REQUIRED WORK -
Reproduce word for word the lines of the items below, from the line that contains "Patent image size: (1033, 982)." through the last line of the items.

(Source data)
○ ○ ○ ○
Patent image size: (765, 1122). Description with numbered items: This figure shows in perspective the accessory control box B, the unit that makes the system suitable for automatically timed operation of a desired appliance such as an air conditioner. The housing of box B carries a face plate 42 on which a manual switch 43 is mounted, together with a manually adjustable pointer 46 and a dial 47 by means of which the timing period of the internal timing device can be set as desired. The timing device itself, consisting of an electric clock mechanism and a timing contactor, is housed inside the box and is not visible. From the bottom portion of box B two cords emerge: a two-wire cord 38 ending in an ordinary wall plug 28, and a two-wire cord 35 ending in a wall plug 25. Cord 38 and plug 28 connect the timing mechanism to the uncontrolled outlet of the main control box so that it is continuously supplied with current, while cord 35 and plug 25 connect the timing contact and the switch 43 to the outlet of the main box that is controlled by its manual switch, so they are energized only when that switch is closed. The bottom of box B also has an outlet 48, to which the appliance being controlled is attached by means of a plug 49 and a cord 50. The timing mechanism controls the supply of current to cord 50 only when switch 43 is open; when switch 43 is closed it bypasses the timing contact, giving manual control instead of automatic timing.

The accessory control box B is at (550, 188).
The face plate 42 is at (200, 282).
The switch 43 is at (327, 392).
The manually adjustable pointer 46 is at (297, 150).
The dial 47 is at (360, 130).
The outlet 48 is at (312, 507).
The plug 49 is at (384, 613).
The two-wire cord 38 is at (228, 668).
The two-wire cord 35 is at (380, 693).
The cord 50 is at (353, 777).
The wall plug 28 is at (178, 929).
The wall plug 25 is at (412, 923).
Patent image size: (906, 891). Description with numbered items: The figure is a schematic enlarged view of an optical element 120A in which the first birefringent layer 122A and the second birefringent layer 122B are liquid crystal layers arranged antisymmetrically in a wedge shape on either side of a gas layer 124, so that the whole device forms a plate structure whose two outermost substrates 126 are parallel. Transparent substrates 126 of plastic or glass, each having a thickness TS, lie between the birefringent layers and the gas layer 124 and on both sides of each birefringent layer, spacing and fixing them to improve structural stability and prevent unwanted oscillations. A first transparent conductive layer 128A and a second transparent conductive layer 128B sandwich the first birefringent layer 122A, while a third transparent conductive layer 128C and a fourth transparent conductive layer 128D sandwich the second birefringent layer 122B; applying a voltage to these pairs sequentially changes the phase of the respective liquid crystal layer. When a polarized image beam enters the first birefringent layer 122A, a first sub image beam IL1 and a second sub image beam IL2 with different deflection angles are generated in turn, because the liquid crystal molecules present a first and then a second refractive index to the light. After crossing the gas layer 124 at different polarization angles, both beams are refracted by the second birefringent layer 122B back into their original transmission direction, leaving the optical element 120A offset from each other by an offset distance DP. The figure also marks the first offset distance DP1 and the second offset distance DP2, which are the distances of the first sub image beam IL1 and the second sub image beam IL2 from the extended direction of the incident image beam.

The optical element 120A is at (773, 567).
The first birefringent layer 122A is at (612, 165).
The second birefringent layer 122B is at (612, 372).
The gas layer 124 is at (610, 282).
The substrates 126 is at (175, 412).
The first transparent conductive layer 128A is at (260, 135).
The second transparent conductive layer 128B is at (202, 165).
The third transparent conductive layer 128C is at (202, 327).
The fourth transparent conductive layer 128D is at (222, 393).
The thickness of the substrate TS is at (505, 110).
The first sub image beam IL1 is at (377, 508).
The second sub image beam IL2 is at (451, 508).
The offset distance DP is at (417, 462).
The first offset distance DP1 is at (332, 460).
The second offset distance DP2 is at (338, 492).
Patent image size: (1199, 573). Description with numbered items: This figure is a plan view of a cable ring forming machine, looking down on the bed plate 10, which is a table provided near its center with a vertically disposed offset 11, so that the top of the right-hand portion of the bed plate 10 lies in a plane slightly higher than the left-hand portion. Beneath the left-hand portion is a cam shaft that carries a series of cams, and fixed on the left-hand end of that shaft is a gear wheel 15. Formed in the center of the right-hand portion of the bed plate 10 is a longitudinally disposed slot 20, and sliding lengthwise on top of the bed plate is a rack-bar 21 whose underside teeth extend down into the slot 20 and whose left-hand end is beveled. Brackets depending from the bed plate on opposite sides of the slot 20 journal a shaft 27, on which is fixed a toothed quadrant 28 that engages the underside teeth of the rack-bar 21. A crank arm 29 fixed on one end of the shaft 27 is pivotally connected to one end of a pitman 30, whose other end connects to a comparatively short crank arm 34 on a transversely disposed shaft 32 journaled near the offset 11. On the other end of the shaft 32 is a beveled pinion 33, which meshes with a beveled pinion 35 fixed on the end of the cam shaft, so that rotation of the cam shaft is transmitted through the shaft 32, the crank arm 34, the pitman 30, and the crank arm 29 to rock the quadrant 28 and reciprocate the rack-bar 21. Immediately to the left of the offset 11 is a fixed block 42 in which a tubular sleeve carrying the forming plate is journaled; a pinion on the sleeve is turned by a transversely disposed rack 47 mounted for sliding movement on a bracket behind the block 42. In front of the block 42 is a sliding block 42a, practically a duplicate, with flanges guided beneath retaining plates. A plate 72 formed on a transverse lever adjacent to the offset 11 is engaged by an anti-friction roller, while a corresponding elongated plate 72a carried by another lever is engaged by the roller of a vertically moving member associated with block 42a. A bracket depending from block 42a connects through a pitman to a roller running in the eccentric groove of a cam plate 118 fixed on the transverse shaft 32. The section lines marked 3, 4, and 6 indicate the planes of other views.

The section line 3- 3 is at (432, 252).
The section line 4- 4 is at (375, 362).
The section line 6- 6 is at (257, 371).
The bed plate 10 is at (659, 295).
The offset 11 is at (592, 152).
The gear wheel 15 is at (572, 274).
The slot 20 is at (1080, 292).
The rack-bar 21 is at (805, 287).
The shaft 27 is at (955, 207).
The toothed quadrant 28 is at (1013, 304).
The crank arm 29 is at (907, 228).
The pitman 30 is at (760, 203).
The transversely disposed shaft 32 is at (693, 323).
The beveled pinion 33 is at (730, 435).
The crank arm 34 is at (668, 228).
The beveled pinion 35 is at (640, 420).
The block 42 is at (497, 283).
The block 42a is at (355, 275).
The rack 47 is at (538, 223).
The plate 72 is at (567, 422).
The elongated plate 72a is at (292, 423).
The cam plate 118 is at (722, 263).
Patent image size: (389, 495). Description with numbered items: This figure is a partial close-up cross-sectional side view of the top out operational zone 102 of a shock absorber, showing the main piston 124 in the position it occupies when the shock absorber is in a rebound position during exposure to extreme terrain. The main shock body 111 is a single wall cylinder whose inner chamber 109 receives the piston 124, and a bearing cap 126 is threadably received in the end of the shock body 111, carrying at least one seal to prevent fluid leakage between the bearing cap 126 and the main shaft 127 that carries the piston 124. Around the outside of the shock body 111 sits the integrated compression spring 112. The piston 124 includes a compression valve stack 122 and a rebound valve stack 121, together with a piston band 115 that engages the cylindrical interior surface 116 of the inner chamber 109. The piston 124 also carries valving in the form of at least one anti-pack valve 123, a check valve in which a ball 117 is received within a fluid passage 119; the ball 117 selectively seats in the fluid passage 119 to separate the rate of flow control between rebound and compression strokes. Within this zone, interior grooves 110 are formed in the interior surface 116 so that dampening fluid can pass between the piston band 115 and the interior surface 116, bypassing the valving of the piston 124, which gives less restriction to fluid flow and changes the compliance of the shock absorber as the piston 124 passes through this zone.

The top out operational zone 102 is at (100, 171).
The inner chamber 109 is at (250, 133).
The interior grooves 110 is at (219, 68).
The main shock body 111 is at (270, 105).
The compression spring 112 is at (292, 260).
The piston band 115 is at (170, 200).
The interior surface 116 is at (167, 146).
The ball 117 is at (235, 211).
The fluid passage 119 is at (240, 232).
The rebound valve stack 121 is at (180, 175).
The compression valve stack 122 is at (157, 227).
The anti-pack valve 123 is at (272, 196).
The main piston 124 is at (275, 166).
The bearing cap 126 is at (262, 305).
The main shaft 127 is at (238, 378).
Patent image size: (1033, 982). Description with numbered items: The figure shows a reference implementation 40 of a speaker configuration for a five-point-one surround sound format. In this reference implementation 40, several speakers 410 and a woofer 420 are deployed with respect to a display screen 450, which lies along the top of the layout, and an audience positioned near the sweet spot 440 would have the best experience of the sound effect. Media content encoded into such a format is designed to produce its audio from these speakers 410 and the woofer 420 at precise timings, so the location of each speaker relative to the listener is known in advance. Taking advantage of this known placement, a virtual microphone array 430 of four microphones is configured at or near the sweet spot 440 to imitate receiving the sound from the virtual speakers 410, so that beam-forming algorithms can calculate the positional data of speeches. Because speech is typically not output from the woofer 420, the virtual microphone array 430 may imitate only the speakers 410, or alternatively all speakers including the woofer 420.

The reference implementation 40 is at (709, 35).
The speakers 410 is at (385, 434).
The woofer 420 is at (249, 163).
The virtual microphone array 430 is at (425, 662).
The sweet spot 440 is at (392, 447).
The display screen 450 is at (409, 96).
○ ○ ○ ○
THE RESPONSE -
Patent image size: (1033, 982). Description with numbered items: The figure shows a reference implementation 40 of a speaker configuration for a five-point-one surround sound format. In this reference implementation 40, several speakers 410 and a woofer 420 are deployed with respect to a display screen 450, which lies along the top of the layout, and an audience positioned near the sweet spot 440 would have the best experience of the sound effect. Media content encoded into such a format is designed to produce its audio from these speakers 410 and the woofer 420 at precise timings, so the location of each speaker relative to the listener is known in advance. Taking advantage of this known placement, a virtual microphone array 430 of four microphones is configured at or near the sweet spot 440 to imitate receiving the sound from the virtual speakers 410, so that beam-forming algorithms can calculate the positional data of speeches. Because speech is typically not output from the woofer 420, the virtual microphone array 430 may imitate only the speakers 410, or alternatively all speakers including the woofer 420.

The reference implementation 40 is at (709, 35).
The speakers 410 is at (385, 434).
The woofer 420 is at (249, 163).
The virtual microphone array 430 is at (425, 662).
The sweet spot 440 is at (392, 447).
The display screen 450 is at (409, 96).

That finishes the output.